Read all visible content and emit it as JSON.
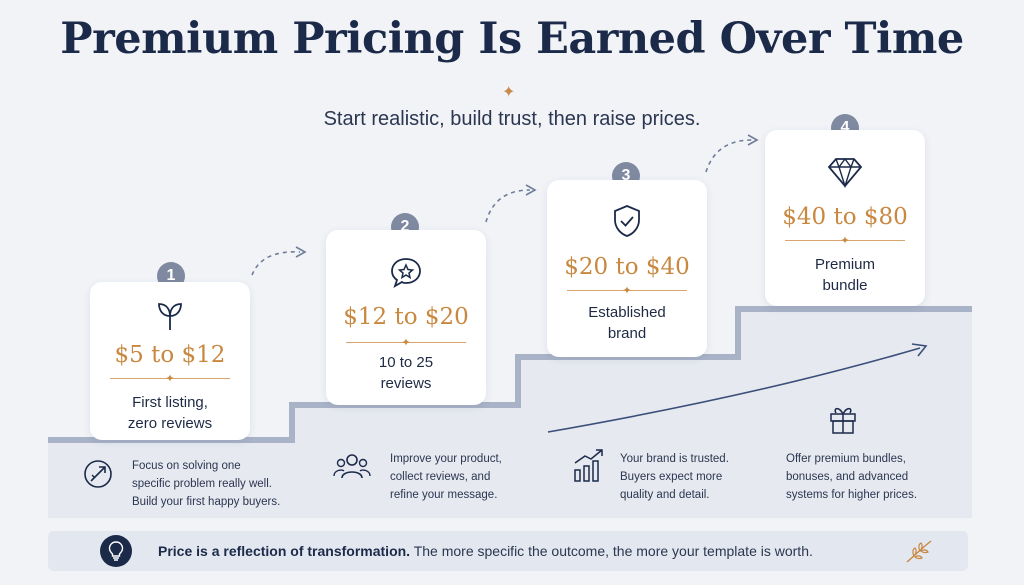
{
  "header": {
    "title": "Premium Pricing Is Earned Over Time",
    "subtitle": "Start realistic, build trust, then raise prices."
  },
  "steps": [
    {
      "number": "1",
      "icon": "sprout-icon",
      "price": "$5 to $12",
      "label_line1": "First listing,",
      "label_line2": "zero reviews",
      "desc_icon": "target-arrow-icon",
      "desc_line1": "Focus on solving one",
      "desc_line2": "specific problem really well.",
      "desc_line3": "Build your first happy buyers."
    },
    {
      "number": "2",
      "icon": "star-chat-icon",
      "price": "$12 to $20",
      "label_line1": "10 to 25",
      "label_line2": "reviews",
      "desc_icon": "users-icon",
      "desc_line1": "Improve your product,",
      "desc_line2": "collect reviews, and",
      "desc_line3": "refine your message."
    },
    {
      "number": "3",
      "icon": "shield-check-icon",
      "price": "$20 to $40",
      "label_line1": "Established",
      "label_line2": "brand",
      "desc_icon": "growth-chart-icon",
      "desc_line1": "Your brand is trusted.",
      "desc_line2": "Buyers expect more",
      "desc_line3": "quality and detail."
    },
    {
      "number": "4",
      "icon": "diamond-icon",
      "price": "$40 to $80",
      "label_line1": "Premium",
      "label_line2": "bundle",
      "desc_icon": "gift-icon",
      "desc_line1": "Offer premium bundles,",
      "desc_line2": "bonuses, and advanced",
      "desc_line3": "systems for higher prices."
    }
  ],
  "footer": {
    "icon": "lightbulb-icon",
    "bold_text": "Price is a reflection of transformation.",
    "text": " The more specific the outcome, the more your template is worth."
  },
  "colors": {
    "navy": "#1c2a4a",
    "accent": "#c98840",
    "badge": "#7f8aa1",
    "stair": "#a9b3c8"
  }
}
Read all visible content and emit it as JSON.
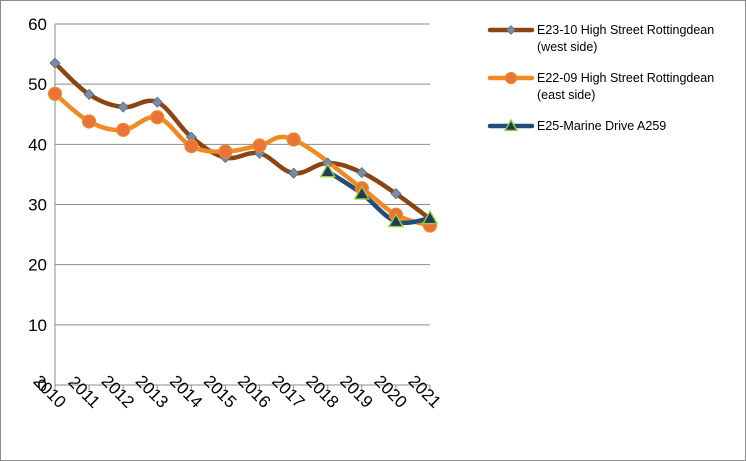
{
  "chart_data": {
    "type": "line",
    "categories": [
      "2010",
      "2011",
      "2012",
      "2013",
      "2014",
      "2015",
      "2016",
      "2017",
      "2018",
      "2019",
      "2020",
      "2021"
    ],
    "ylim": [
      0,
      60
    ],
    "yticks": [
      0,
      10,
      20,
      30,
      40,
      50,
      60
    ],
    "grid": true,
    "legend_position": "right",
    "title": "",
    "xlabel": "",
    "ylabel": "",
    "series": [
      {
        "name": "E23-10 High Street Rottingdean (west side)",
        "legend_lines": [
          "E23-10 High Street Rottingdean",
          "(west side)"
        ],
        "color": "#8B4513",
        "marker": "diamond",
        "marker_color": "#7A8BA8",
        "values": [
          53.5,
          48.3,
          46.2,
          47.0,
          41.2,
          37.8,
          38.5,
          35.2,
          36.9,
          35.3,
          31.8,
          27.6
        ]
      },
      {
        "name": "E22-09 High Street Rottingdean (east side)",
        "legend_lines": [
          "E22-09 High Street Rottingdean",
          "(east side)"
        ],
        "color": "#F08A24",
        "marker": "circle",
        "marker_color": "#E8743B",
        "values": [
          48.4,
          43.8,
          42.4,
          44.5,
          39.7,
          38.8,
          39.8,
          40.8,
          null,
          32.7,
          28.3,
          26.5
        ]
      },
      {
        "name": "E25-Marine Drive A259",
        "legend_lines": [
          "E25-Marine Drive A259"
        ],
        "color": "#1F4E79",
        "marker": "triangle",
        "marker_color": "#1F3A5F",
        "marker_edge": "#9ACD32",
        "values": [
          null,
          null,
          null,
          null,
          null,
          null,
          null,
          null,
          35.5,
          31.8,
          27.2,
          27.7
        ]
      }
    ]
  }
}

### Exercise
Except for the pictures, give all the material above again verbatim.

### Exercise answer
Read all visible content and emit it as JSON.
{
  "header": {
    "title": "Premium Pricing Is Earned Over Time",
    "subtitle": "Start realistic, build trust, then raise prices."
  },
  "steps": [
    {
      "number": "1",
      "icon": "sprout-icon",
      "price": "$5 to $12",
      "label_line1": "First listing,",
      "label_line2": "zero reviews",
      "desc_icon": "target-arrow-icon",
      "desc_line1": "Focus on solving one",
      "desc_line2": "specific problem really well.",
      "desc_line3": "Build your first happy buyers."
    },
    {
      "number": "2",
      "icon": "star-chat-icon",
      "price": "$12 to $20",
      "label_line1": "10 to 25",
      "label_line2": "reviews",
      "desc_icon": "users-icon",
      "desc_line1": "Improve your product,",
      "desc_line2": "collect reviews, and",
      "desc_line3": "refine your message."
    },
    {
      "number": "3",
      "icon": "shield-check-icon",
      "price": "$20 to $40",
      "label_line1": "Established",
      "label_line2": "brand",
      "desc_icon": "growth-chart-icon",
      "desc_line1": "Your brand is trusted.",
      "desc_line2": "Buyers expect more",
      "desc_line3": "quality and detail."
    },
    {
      "number": "4",
      "icon": "diamond-icon",
      "price": "$40 to $80",
      "label_line1": "Premium",
      "label_line2": "bundle",
      "desc_icon": "gift-icon",
      "desc_line1": "Offer premium bundles,",
      "desc_line2": "bonuses, and advanced",
      "desc_line3": "systems for higher prices."
    }
  ],
  "footer": {
    "icon": "lightbulb-icon",
    "bold_text": "Price is a reflection of transformation.",
    "text": " The more specific the outcome, the more your template is worth."
  },
  "colors": {
    "navy": "#1c2a4a",
    "accent": "#c98840",
    "badge": "#7f8aa1",
    "stair": "#a9b3c8"
  }
}
Read all visible content and emit it as JSON.
{
  "chart_data": {
    "type": "line",
    "categories": [
      "2010",
      "2011",
      "2012",
      "2013",
      "2014",
      "2015",
      "2016",
      "2017",
      "2018",
      "2019",
      "2020",
      "2021"
    ],
    "ylim": [
      0,
      60
    ],
    "yticks": [
      0,
      10,
      20,
      30,
      40,
      50,
      60
    ],
    "grid": true,
    "legend_position": "right",
    "title": "",
    "xlabel": "",
    "ylabel": "",
    "series": [
      {
        "name": "E23-10 High Street Rottingdean (west side)",
        "legend_lines": [
          "E23-10 High Street Rottingdean",
          "(west side)"
        ],
        "color": "#8B4513",
        "marker": "diamond",
        "marker_color": "#7A8BA8",
        "values": [
          53.5,
          48.3,
          46.2,
          47.0,
          41.2,
          37.8,
          38.5,
          35.2,
          36.9,
          35.3,
          31.8,
          27.6
        ]
      },
      {
        "name": "E22-09 High Street Rottingdean (east side)",
        "legend_lines": [
          "E22-09 High Street Rottingdean",
          "(east side)"
        ],
        "color": "#F08A24",
        "marker": "circle",
        "marker_color": "#E8743B",
        "values": [
          48.4,
          43.8,
          42.4,
          44.5,
          39.7,
          38.8,
          39.8,
          40.8,
          null,
          32.7,
          28.3,
          26.5
        ]
      },
      {
        "name": "E25-Marine Drive A259",
        "legend_lines": [
          "E25-Marine Drive A259"
        ],
        "color": "#1F4E79",
        "marker": "triangle",
        "marker_color": "#1F3A5F",
        "marker_edge": "#9ACD32",
        "values": [
          null,
          null,
          null,
          null,
          null,
          null,
          null,
          null,
          35.5,
          31.8,
          27.2,
          27.7
        ]
      }
    ]
  }
}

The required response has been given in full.